■ **THE EXERCISE**
Report how many lines in the listing below include the word "title". Write nothing besides the number.

- - - - - - -

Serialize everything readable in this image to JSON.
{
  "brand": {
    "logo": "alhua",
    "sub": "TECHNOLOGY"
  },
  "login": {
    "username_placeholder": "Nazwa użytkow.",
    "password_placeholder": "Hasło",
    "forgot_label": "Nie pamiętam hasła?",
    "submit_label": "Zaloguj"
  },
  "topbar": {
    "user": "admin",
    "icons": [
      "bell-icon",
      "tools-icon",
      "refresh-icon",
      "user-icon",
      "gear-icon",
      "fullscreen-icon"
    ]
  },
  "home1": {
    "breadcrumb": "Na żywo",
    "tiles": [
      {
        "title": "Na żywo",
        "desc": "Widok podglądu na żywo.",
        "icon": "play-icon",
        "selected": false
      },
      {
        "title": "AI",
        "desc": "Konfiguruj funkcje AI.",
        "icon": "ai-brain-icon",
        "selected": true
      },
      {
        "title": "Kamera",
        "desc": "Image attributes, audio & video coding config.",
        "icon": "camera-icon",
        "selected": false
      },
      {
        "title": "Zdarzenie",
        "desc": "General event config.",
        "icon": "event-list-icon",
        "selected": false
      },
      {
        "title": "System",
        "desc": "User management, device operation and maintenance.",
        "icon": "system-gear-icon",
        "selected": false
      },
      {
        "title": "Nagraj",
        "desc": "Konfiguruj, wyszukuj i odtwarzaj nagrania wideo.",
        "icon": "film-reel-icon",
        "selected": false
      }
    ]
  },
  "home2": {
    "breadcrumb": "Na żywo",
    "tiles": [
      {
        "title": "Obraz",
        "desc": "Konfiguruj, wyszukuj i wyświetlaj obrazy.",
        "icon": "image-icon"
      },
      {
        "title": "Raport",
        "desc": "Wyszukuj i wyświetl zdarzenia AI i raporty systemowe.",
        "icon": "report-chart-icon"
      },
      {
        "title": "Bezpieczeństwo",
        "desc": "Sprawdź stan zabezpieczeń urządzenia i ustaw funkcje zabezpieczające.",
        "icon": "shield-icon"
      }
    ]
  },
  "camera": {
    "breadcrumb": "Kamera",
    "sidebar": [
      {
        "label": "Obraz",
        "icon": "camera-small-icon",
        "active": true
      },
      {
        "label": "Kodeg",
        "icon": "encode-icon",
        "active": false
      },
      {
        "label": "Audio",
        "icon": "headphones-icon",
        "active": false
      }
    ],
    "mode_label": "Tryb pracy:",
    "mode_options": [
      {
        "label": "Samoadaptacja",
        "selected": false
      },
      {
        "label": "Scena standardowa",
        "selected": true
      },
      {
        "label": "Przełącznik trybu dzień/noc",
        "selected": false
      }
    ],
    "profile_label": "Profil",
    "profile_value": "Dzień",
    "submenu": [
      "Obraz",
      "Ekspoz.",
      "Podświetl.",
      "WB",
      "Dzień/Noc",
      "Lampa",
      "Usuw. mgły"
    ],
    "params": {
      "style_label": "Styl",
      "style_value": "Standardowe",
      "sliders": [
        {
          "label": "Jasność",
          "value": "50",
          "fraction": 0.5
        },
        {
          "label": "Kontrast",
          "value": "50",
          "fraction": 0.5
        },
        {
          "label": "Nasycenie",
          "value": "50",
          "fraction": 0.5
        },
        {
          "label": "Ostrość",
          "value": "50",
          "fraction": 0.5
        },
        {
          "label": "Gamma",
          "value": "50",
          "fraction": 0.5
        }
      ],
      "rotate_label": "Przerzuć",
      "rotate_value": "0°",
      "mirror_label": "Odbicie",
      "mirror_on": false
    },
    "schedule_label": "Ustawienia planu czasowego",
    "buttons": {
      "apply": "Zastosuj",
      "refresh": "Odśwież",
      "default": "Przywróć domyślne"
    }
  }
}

- - - - - - -

■ **RESULT OF THIS EXERCISE**
9